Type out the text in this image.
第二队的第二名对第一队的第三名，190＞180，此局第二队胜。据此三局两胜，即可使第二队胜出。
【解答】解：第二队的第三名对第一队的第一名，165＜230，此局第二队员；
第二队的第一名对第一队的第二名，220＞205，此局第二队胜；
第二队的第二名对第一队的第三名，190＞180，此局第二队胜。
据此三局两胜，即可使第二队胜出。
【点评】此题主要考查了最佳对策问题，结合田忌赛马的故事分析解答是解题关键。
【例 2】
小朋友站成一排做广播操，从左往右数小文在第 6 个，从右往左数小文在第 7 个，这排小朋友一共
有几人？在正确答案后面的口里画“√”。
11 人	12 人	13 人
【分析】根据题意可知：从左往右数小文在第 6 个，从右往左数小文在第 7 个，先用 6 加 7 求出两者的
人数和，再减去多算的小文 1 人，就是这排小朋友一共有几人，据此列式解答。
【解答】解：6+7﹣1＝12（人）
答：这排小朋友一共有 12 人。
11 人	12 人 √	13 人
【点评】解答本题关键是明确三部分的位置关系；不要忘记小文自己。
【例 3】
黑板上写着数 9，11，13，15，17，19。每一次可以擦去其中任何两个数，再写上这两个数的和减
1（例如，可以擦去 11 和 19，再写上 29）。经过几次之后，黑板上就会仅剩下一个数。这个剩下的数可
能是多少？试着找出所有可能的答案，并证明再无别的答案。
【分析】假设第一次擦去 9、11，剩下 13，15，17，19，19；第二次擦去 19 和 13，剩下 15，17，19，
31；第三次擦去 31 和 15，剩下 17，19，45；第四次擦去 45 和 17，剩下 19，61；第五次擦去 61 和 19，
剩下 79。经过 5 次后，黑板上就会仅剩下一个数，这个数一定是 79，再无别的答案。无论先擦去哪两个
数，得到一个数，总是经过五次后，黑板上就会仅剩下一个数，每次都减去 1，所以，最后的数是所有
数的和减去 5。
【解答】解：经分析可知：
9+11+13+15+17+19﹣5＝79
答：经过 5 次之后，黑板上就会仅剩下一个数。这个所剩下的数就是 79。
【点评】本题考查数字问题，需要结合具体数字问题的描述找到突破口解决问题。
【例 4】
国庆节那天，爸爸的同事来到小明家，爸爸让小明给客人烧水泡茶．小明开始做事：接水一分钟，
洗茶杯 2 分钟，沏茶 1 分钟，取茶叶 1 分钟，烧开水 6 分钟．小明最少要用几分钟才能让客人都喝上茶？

------------------------

Written request.
Extract the complete listing above, reproducing each line exactly.

Solved problem.
Type out the text in this image.
第二队的第二名对第一队的第三名，190＞180，此局第二队胜。据此三局两胜，即可使第二队胜出。
【解答】解：第二队的第三名对第一队的第一名，165＜230，此局第二队员；
第二队的第一名对第一队的第二名，220＞205，此局第二队胜；
第二队的第二名对第一队的第三名，190＞180，此局第二队胜。
据此三局两胜，即可使第二队胜出。
【点评】此题主要考查了最佳对策问题，结合田忌赛马的故事分析解答是解题关键。
【例 2】
小朋友站成一排做广播操，从左往右数小文在第 6 个，从右往左数小文在第 7 个，这排小朋友一共
有几人？在正确答案后面的口里画“√”。
11 人	12 人	13 人
【分析】根据题意可知：从左往右数小文在第 6 个，从右往左数小文在第 7 个，先用 6 加 7 求出两者的
人数和，再减去多算的小文 1 人，就是这排小朋友一共有几人，据此列式解答。
【解答】解：6+7﹣1＝12（人）
答：这排小朋友一共有 12 人。
11 人	12 人 √	13 人
【点评】解答本题关键是明确三部分的位置关系；不要忘记小文自己。
【例 3】
黑板上写着数 9，11，13，15，17，19。每一次可以擦去其中任何两个数，再写上这两个数的和减
1（例如，可以擦去 11 和 19，再写上 29）。经过几次之后，黑板上就会仅剩下一个数。这个剩下的数可
能是多少？试着找出所有可能的答案，并证明再无别的答案。
【分析】假设第一次擦去 9、11，剩下 13，15，17，19，19；第二次擦去 19 和 13，剩下 15，17，19，
31；第三次擦去 31 和 15，剩下 17，19，45；第四次擦去 45 和 17，剩下 19，61；第五次擦去 61 和 19，
剩下 79。经过 5 次后，黑板上就会仅剩下一个数，这个数一定是 79，再无别的答案。无论先擦去哪两个
数，得到一个数，总是经过五次后，黑板上就会仅剩下一个数，每次都减去 1，所以，最后的数是所有
数的和减去 5。
【解答】解：经分析可知：
9+11+13+15+17+19﹣5＝79
答：经过 5 次之后，黑板上就会仅剩下一个数。这个所剩下的数就是 79。
【点评】本题考查数字问题，需要结合具体数字问题的描述找到突破口解决问题。
【例 4】
国庆节那天，爸爸的同事来到小明家，爸爸让小明给客人烧水泡茶．小明开始做事：接水一分钟，
洗茶杯 2 分钟，沏茶 1 分钟，取茶叶 1 分钟，烧开水 6 分钟．小明最少要用几分钟才能让客人都喝上茶？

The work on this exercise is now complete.